> _Task inputs_
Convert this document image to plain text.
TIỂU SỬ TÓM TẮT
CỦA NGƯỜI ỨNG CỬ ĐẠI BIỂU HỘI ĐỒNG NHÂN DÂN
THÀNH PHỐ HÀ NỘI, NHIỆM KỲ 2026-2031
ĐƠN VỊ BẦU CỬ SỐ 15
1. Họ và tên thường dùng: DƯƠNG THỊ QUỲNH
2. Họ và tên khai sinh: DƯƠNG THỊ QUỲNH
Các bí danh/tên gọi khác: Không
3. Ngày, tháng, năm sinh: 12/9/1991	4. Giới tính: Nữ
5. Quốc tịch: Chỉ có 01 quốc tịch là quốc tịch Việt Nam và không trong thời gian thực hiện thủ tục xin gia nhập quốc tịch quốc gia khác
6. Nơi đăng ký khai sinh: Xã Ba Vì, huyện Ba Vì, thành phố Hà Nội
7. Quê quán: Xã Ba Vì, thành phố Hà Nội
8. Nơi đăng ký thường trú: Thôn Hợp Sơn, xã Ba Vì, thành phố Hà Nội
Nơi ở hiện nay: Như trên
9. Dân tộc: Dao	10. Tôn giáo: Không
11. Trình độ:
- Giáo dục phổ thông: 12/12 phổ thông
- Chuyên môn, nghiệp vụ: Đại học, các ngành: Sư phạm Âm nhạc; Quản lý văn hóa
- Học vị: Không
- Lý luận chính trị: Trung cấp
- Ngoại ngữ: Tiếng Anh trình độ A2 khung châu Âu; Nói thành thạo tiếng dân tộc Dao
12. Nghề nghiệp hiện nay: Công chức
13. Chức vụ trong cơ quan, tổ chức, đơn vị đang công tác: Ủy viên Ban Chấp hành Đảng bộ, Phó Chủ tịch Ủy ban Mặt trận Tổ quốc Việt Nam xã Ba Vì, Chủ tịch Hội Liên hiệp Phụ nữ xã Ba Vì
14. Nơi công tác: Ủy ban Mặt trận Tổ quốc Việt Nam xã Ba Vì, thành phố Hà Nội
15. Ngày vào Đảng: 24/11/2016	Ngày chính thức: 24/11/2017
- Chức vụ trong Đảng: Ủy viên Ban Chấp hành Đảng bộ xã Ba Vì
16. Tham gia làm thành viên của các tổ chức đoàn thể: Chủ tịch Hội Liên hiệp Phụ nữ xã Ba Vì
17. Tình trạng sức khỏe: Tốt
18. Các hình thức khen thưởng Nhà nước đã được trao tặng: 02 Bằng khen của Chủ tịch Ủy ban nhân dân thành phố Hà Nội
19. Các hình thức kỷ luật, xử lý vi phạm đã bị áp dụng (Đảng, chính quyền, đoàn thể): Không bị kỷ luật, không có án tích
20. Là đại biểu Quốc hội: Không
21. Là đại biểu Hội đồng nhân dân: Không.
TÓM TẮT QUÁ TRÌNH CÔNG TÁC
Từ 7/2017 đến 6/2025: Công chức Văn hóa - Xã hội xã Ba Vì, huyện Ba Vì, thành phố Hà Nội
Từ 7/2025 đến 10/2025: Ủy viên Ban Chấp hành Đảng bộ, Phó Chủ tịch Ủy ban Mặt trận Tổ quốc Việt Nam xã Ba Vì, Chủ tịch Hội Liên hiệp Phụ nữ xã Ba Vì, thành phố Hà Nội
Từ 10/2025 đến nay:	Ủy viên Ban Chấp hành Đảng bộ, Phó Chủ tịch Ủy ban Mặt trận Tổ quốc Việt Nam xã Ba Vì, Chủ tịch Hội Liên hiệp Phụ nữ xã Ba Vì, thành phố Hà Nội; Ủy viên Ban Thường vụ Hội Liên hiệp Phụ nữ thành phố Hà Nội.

> _Aim_
Gather all lines from the listing above in which "Việt" occurs.

> _The answer_
5. Quốc tịch: Chỉ có 01 quốc tịch là quốc tịch Việt Nam và không trong thời gian thực hiện thủ tục xin gia nhập quốc tịch quốc gia khác
13. Chức vụ trong cơ quan, tổ chức, đơn vị đang công tác: Ủy viên Ban Chấp hành Đảng bộ, Phó Chủ tịch Ủy ban Mặt trận Tổ quốc Việt Nam xã Ba Vì, Chủ tịch Hội Liên hiệp Phụ nữ xã Ba Vì
14. Nơi công tác: Ủy ban Mặt trận Tổ quốc Việt Nam xã Ba Vì, thành phố Hà Nội
Từ 7/2025 đến 10/2025: Ủy viên Ban Chấp hành Đảng bộ, Phó Chủ tịch Ủy ban Mặt trận Tổ quốc Việt Nam xã Ba Vì, Chủ tịch Hội Liên hiệp Phụ nữ xã Ba Vì, thành phố Hà Nội
Từ 10/2025 đến nay:	Ủy viên Ban Chấp hành Đảng bộ, Phó Chủ tịch Ủy ban Mặt trận Tổ quốc Việt Nam xã Ba Vì, Chủ tịch Hội Liên hiệp Phụ nữ xã Ba Vì, thành phố Hà Nội; Ủy viên Ban Thường vụ Hội Liên hiệp Phụ nữ thành phố Hà Nội.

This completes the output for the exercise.